**RECORDS SUPPLIED:**

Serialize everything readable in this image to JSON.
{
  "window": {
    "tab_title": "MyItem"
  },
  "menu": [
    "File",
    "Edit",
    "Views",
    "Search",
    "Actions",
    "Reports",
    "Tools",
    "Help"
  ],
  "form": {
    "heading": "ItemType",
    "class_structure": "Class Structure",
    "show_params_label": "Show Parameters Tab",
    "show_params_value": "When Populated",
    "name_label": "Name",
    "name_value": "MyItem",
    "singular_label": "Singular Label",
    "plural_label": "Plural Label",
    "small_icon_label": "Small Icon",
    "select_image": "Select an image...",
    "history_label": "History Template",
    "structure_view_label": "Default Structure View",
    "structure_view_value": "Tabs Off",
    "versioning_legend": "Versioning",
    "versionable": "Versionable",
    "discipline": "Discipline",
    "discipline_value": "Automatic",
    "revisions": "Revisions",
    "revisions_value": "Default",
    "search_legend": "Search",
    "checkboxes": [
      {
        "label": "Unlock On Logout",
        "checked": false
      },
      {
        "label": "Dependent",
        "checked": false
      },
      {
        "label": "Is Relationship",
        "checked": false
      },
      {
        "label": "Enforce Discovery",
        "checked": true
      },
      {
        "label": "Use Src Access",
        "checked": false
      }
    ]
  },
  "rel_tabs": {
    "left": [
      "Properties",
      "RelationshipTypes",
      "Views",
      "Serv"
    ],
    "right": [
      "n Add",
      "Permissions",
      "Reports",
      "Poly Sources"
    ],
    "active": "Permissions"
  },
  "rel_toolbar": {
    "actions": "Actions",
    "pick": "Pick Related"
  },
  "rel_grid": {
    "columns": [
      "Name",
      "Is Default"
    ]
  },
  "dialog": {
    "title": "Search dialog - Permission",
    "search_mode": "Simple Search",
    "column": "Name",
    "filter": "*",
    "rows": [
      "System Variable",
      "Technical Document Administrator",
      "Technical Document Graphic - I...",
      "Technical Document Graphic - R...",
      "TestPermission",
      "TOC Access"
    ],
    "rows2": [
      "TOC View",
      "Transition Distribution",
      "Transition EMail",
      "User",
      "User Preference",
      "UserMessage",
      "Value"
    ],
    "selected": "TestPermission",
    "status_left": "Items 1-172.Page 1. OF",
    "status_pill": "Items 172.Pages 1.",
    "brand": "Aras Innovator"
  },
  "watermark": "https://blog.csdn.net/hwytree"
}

**SHORT TASK:**
Return every record, word for word.

**OUTPUT OF THE EXERCISE:**
Serialize everything readable in this image to JSON.
{
  "window": {
    "tab_title": "MyItem"
  },
  "menu": [
    "File",
    "Edit",
    "Views",
    "Search",
    "Actions",
    "Reports",
    "Tools",
    "Help"
  ],
  "form": {
    "heading": "ItemType",
    "class_structure": "Class Structure",
    "show_params_label": "Show Parameters Tab",
    "show_params_value": "When Populated",
    "name_label": "Name",
    "name_value": "MyItem",
    "singular_label": "Singular Label",
    "plural_label": "Plural Label",
    "small_icon_label": "Small Icon",
    "select_image": "Select an image...",
    "history_label": "History Template",
    "structure_view_label": "Default Structure View",
    "structure_view_value": "Tabs Off",
    "versioning_legend": "Versioning",
    "versionable": "Versionable",
    "discipline": "Discipline",
    "discipline_value": "Automatic",
    "revisions": "Revisions",
    "revisions_value": "Default",
    "search_legend": "Search",
    "checkboxes": [
      {
        "label": "Unlock On Logout",
        "checked": false
      },
      {
        "label": "Dependent",
        "checked": false
      },
      {
        "label": "Is Relationship",
        "checked": false
      },
      {
        "label": "Enforce Discovery",
        "checked": true
      },
      {
        "label": "Use Src Access",
        "checked": false
      }
    ]
  },
  "rel_tabs": {
    "left": [
      "Properties",
      "RelationshipTypes",
      "Views",
      "Serv"
    ],
    "right": [
      "n Add",
      "Permissions",
      "Reports",
      "Poly Sources"
    ],
    "active": "Permissions"
  },
  "rel_toolbar": {
    "actions": "Actions",
    "pick": "Pick Related"
  },
  "rel_grid": {
    "columns": [
      "Name",
      "Is Default"
    ]
  },
  "dialog": {
    "title": "Search dialog - Permission",
    "search_mode": "Simple Search",
    "column": "Name",
    "filter": "*",
    "rows": [
      "System Variable",
      "Technical Document Administrator",
      "Technical Document Graphic - I...",
      "Technical Document Graphic - R...",
      "TestPermission",
      "TOC Access"
    ],
    "rows2": [
      "TOC View",
      "Transition Distribution",
      "Transition EMail",
      "User",
      "User Preference",
      "UserMessage",
      "Value"
    ],
    "selected": "TestPermission",
    "status_left": "Items 1-172.Page 1. OF",
    "status_pill": "Items 172.Pages 1.",
    "brand": "Aras Innovator"
  },
  "watermark": "https://blog.csdn.net/hwytree"
}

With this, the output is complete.